Records from a dataset

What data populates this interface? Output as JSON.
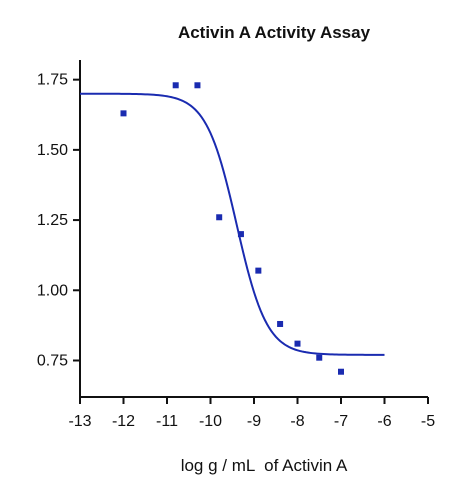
{
  "chart_data": {
    "type": "scatter",
    "title": "Activin A Activity Assay",
    "xlabel": "log g / mL  of Activin A",
    "ylabel": "",
    "xlim": [
      -13,
      -5
    ],
    "ylim": [
      0.62,
      1.82
    ],
    "x_ticks": [
      -13,
      -12,
      -11,
      -10,
      -9,
      -8,
      -7,
      -6,
      -5
    ],
    "y_ticks": [
      0.75,
      1.0,
      1.25,
      1.5,
      1.75
    ],
    "x_tick_labels": [
      "-13",
      "-12",
      "-11",
      "-10",
      "-9",
      "-8",
      "-7",
      "-6",
      "-5"
    ],
    "y_tick_labels": [
      "0.75",
      "1.00",
      "1.25",
      "1.50",
      "1.75"
    ],
    "grid": false,
    "colors": {
      "series": "#1a2bb0",
      "axis": "#111111"
    },
    "series": [
      {
        "kind": "points",
        "x": [
          -12.0,
          -10.8,
          -10.3,
          -9.8,
          -9.3,
          -8.9,
          -8.4,
          -8.0,
          -7.5,
          -7.0
        ],
        "y": [
          1.63,
          1.73,
          1.73,
          1.26,
          1.2,
          1.07,
          0.88,
          0.81,
          0.76,
          0.71
        ]
      },
      {
        "kind": "fit_curve",
        "x_range": [
          -13,
          -6
        ],
        "top": 1.7,
        "bottom": 0.77,
        "log_ec50": -9.4,
        "hill": 1.25
      }
    ]
  }
}
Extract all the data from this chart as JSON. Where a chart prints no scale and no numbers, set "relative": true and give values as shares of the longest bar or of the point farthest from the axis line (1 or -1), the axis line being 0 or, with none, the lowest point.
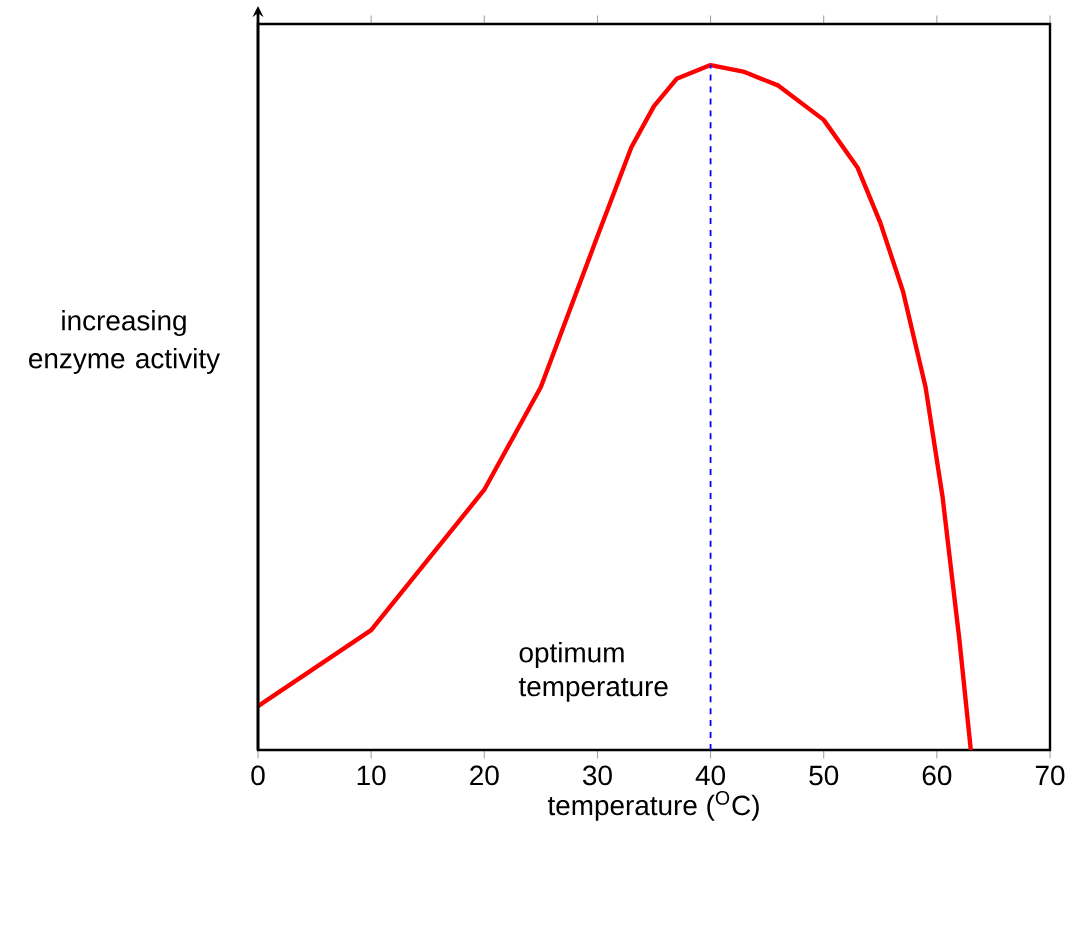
{
  "chart_data": {
    "type": "line",
    "relative": true,
    "xlabel": "temperature ($^{O}$C)",
    "ylabel": "increasing enzyme activity",
    "x": [
      0,
      10,
      20,
      25,
      30,
      33,
      35,
      37,
      40,
      43,
      46,
      50,
      53,
      55,
      57,
      59,
      60.5,
      62,
      63
    ],
    "series": [
      {
        "color": "#ff0000",
        "values": [
          0.064,
          0.175,
          0.38,
          0.53,
          0.75,
          0.88,
          0.94,
          0.98,
          1,
          0.99,
          0.97,
          0.92,
          0.85,
          0.77,
          0.67,
          0.53,
          0.37,
          0.16,
          0
        ]
      }
    ],
    "xlim": [
      0,
      70
    ],
    "xticks": [
      0,
      10,
      20,
      30,
      40,
      50,
      60,
      70
    ],
    "ref_lines": [
      {
        "axis": "x",
        "value": 40,
        "label": "optimum temperature",
        "color": "#0000ff",
        "line_style": "dashed"
      }
    ],
    "line_style": "solid",
    "marker": "none"
  }
}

* _What you should do_
The records above, minus their pictures, are to be returned word for word.

* _Problem solution_
What data populates this interface? Output as JSON.
{
  "chart_data": {
    "type": "scatter",
    "title": "Activin A Activity Assay",
    "xlabel": "log g / mL  of Activin A",
    "ylabel": "",
    "xlim": [
      -13,
      -5
    ],
    "ylim": [
      0.62,
      1.82
    ],
    "x_ticks": [
      -13,
      -12,
      -11,
      -10,
      -9,
      -8,
      -7,
      -6,
      -5
    ],
    "y_ticks": [
      0.75,
      1.0,
      1.25,
      1.5,
      1.75
    ],
    "x_tick_labels": [
      "-13",
      "-12",
      "-11",
      "-10",
      "-9",
      "-8",
      "-7",
      "-6",
      "-5"
    ],
    "y_tick_labels": [
      "0.75",
      "1.00",
      "1.25",
      "1.50",
      "1.75"
    ],
    "grid": false,
    "colors": {
      "series": "#1a2bb0",
      "axis": "#111111"
    },
    "series": [
      {
        "kind": "points",
        "x": [
          -12.0,
          -10.8,
          -10.3,
          -9.8,
          -9.3,
          -8.9,
          -8.4,
          -8.0,
          -7.5,
          -7.0
        ],
        "y": [
          1.63,
          1.73,
          1.73,
          1.26,
          1.2,
          1.07,
          0.88,
          0.81,
          0.76,
          0.71
        ]
      },
      {
        "kind": "fit_curve",
        "x_range": [
          -13,
          -6
        ],
        "top": 1.7,
        "bottom": 0.77,
        "log_ec50": -9.4,
        "hill": 1.25
      }
    ]
  }
}
Extract all the data from this chart as JSON. Where a chart prints no scale and no numbers, set "relative": true and give values as shares of the longest bar or of the point farthest from the axis line (1 or -1), the axis line being 0 or, with none, the lowest point.
{
  "chart_data": {
    "type": "line",
    "relative": true,
    "xlabel": "temperature ($^{O}$C)",
    "ylabel": "increasing enzyme activity",
    "x": [
      0,
      10,
      20,
      25,
      30,
      33,
      35,
      37,
      40,
      43,
      46,
      50,
      53,
      55,
      57,
      59,
      60.5,
      62,
      63
    ],
    "series": [
      {
        "color": "#ff0000",
        "values": [
          0.064,
          0.175,
          0.38,
          0.53,
          0.75,
          0.88,
          0.94,
          0.98,
          1,
          0.99,
          0.97,
          0.92,
          0.85,
          0.77,
          0.67,
          0.53,
          0.37,
          0.16,
          0
        ]
      }
    ],
    "xlim": [
      0,
      70
    ],
    "xticks": [
      0,
      10,
      20,
      30,
      40,
      50,
      60,
      70
    ],
    "ref_lines": [
      {
        "axis": "x",
        "value": 40,
        "label": "optimum temperature",
        "color": "#0000ff",
        "line_style": "dashed"
      }
    ],
    "line_style": "solid",
    "marker": "none"
  }
}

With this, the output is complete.